◆ **Directive**
Sift the listing for lines that hold the string "coverage" and pull them out.

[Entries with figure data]
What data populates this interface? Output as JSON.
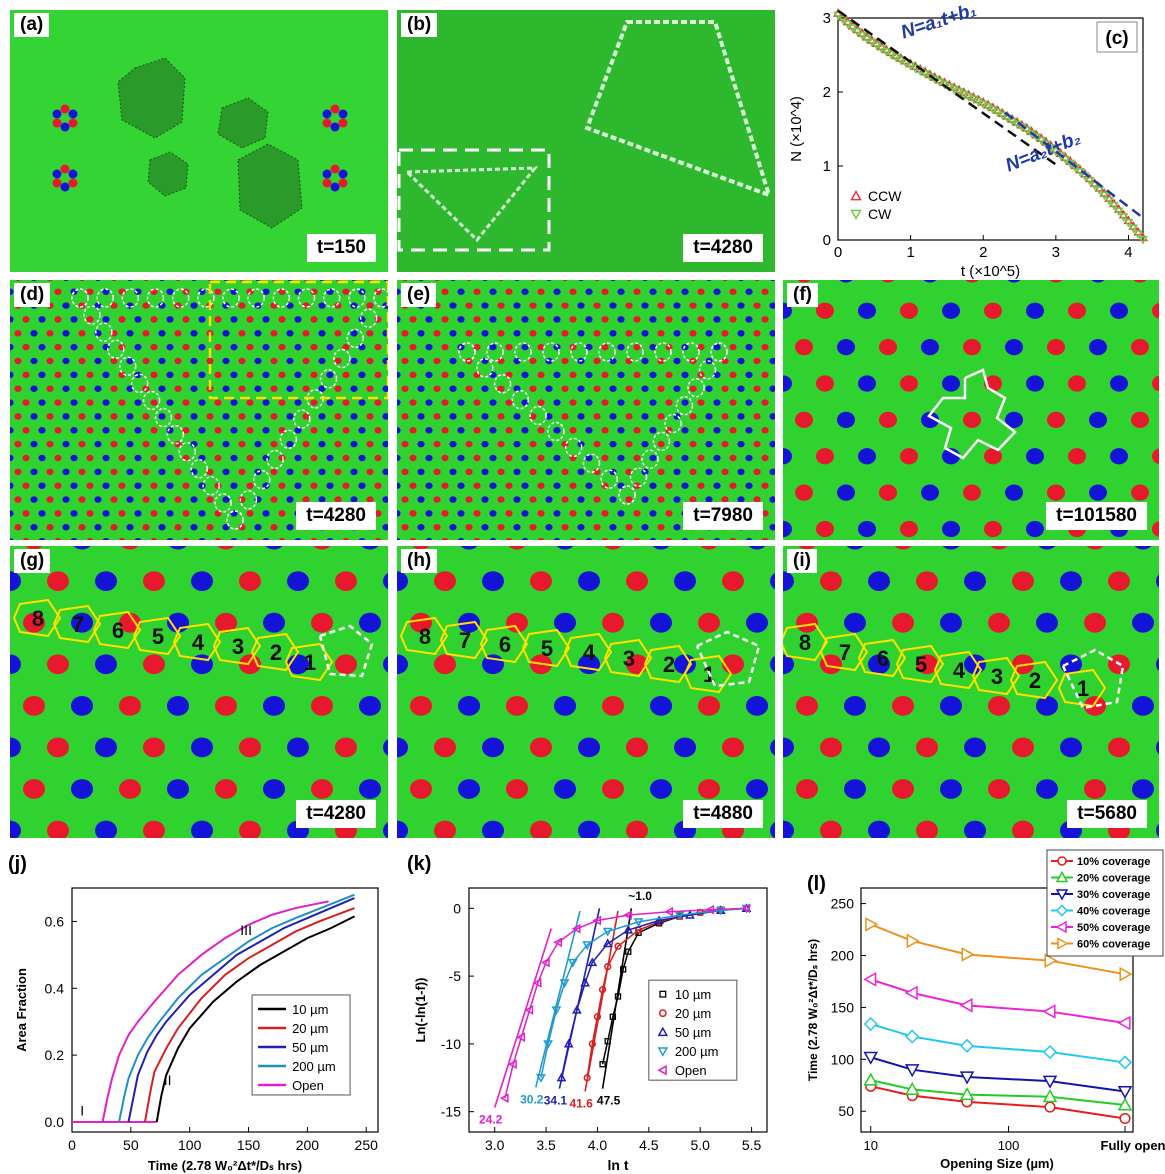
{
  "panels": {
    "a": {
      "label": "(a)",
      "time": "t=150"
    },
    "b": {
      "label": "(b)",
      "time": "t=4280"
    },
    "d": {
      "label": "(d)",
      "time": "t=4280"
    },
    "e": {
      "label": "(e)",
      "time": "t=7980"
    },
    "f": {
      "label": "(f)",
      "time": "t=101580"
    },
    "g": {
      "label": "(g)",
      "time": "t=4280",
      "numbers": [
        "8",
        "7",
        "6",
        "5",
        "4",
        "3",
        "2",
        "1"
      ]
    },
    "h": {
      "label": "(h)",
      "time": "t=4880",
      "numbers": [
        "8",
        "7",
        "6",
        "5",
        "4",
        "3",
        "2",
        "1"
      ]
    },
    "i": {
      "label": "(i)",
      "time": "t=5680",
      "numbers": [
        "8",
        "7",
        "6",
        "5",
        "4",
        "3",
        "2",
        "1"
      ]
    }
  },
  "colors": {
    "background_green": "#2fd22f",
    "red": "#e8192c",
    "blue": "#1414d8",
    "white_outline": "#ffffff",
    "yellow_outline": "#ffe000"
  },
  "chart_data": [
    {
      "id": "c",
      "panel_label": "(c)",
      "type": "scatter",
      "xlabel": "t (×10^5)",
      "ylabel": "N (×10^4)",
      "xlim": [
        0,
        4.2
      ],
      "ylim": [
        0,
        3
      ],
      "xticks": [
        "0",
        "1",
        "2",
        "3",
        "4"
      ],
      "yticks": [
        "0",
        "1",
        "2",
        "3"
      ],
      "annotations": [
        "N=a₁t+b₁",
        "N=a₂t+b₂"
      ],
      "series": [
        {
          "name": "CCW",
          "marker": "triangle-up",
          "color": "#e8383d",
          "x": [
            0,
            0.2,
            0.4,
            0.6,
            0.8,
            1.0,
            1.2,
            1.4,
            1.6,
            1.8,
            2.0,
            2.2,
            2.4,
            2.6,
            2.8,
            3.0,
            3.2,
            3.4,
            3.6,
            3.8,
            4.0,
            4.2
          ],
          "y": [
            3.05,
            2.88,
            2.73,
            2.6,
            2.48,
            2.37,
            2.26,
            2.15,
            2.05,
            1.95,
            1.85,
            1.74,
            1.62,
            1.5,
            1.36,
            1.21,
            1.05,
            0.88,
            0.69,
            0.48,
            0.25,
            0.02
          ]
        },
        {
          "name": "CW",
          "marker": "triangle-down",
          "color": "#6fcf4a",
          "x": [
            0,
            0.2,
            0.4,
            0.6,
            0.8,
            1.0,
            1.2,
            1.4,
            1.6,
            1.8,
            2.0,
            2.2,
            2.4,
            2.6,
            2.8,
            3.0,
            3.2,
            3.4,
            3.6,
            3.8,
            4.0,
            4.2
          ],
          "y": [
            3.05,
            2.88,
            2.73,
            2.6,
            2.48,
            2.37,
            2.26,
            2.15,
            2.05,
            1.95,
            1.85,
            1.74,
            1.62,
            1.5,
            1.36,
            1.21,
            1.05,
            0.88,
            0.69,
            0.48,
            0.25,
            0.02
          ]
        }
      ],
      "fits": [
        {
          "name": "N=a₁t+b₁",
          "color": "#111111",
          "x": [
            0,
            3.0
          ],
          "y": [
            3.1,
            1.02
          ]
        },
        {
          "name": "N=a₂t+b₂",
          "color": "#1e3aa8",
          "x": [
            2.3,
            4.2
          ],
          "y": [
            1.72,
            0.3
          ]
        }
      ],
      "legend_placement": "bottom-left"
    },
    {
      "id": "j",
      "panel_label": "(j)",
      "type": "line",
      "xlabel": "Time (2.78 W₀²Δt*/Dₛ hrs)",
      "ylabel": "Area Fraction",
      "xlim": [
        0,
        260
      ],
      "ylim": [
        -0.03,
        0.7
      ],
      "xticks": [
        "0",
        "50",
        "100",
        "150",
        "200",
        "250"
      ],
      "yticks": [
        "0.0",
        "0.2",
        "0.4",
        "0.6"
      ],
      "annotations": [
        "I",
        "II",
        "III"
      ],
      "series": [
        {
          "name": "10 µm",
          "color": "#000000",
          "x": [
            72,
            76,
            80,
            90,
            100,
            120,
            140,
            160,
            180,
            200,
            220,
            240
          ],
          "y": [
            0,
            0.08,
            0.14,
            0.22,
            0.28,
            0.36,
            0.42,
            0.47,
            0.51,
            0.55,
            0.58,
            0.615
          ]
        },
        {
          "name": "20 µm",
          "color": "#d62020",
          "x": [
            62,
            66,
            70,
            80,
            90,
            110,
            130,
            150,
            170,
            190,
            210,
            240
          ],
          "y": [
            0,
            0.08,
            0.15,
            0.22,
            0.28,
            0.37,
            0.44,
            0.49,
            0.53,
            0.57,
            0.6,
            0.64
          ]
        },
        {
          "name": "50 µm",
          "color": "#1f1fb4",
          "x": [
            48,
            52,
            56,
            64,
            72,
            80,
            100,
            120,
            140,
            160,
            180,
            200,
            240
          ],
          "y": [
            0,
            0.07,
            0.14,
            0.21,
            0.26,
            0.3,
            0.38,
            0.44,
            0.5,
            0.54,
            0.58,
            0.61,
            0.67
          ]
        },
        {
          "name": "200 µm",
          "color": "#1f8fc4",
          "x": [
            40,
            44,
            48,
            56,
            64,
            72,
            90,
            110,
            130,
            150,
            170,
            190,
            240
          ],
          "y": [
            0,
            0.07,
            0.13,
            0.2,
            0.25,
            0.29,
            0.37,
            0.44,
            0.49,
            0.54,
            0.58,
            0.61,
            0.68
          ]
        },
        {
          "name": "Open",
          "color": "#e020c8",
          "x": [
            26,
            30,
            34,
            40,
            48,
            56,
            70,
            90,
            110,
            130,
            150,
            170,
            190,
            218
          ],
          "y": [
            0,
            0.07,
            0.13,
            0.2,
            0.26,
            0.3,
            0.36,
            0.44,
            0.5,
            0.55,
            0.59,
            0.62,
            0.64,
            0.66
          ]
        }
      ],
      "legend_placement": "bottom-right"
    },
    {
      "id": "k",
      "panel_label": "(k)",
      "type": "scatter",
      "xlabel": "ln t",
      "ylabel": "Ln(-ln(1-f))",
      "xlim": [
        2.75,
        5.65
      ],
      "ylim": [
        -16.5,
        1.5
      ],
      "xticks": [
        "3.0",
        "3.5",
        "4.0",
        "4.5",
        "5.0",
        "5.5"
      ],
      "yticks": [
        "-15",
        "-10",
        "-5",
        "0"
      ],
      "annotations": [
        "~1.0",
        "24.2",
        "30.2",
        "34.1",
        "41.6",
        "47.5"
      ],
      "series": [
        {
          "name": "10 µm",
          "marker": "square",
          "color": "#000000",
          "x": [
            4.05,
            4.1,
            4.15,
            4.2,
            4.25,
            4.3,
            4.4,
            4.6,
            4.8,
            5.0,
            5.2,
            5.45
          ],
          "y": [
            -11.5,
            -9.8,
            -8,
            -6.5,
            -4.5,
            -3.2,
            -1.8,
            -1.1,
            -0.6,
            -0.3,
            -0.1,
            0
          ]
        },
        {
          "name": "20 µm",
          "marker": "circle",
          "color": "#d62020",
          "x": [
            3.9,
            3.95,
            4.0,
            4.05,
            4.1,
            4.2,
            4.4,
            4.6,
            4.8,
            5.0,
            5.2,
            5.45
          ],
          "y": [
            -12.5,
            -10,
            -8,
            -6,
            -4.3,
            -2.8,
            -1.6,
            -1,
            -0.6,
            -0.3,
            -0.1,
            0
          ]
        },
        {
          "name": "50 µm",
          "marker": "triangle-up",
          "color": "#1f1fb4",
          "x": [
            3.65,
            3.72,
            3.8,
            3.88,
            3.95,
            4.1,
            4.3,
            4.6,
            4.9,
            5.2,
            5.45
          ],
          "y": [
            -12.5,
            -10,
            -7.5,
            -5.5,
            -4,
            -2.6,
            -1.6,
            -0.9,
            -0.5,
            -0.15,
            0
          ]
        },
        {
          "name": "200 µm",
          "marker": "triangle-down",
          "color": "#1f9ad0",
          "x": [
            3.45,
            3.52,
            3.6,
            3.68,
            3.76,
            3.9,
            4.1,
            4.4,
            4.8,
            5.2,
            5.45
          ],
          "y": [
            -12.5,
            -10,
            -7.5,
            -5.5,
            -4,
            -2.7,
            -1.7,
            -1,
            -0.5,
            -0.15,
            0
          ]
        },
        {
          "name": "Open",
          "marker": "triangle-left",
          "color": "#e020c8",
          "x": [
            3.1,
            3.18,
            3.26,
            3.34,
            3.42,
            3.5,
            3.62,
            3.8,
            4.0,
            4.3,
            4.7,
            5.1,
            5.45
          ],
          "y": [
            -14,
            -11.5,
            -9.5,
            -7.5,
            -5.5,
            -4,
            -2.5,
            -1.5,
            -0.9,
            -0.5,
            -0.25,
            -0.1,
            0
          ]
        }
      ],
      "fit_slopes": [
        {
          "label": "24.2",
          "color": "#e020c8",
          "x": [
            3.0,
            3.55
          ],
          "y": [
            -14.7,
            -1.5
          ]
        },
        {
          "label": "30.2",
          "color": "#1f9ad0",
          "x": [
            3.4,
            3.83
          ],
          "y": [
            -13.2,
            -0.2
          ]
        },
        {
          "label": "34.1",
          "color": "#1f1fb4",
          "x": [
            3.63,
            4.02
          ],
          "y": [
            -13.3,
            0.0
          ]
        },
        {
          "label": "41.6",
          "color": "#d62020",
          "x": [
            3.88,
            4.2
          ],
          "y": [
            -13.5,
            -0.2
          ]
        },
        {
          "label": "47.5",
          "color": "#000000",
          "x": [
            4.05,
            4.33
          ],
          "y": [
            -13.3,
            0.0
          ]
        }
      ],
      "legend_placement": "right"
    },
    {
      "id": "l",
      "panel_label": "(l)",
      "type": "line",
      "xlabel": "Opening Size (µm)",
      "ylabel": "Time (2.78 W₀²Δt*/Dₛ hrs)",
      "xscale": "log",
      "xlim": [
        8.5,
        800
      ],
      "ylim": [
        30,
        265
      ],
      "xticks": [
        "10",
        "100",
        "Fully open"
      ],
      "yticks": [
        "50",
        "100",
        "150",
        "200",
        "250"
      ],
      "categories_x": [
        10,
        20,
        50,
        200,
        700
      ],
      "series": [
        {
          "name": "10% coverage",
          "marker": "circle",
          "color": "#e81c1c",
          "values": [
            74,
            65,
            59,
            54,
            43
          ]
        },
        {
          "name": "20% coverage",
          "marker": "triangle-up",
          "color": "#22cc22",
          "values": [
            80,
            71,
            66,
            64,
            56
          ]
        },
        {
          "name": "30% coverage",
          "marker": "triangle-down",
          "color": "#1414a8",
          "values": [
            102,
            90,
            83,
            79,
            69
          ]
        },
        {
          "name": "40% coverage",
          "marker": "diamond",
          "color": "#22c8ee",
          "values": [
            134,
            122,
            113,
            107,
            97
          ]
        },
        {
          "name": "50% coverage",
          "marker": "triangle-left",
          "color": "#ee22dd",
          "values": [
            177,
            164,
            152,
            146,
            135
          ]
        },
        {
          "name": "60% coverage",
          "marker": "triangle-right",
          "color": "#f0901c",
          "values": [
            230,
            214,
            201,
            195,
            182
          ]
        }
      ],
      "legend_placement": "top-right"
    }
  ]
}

◆ **Correct output**
          "name": "10% coverage",
          "name": "20% coverage",
          "name": "30% coverage",
          "name": "40% coverage",
          "name": "50% coverage",
          "name": "60% coverage",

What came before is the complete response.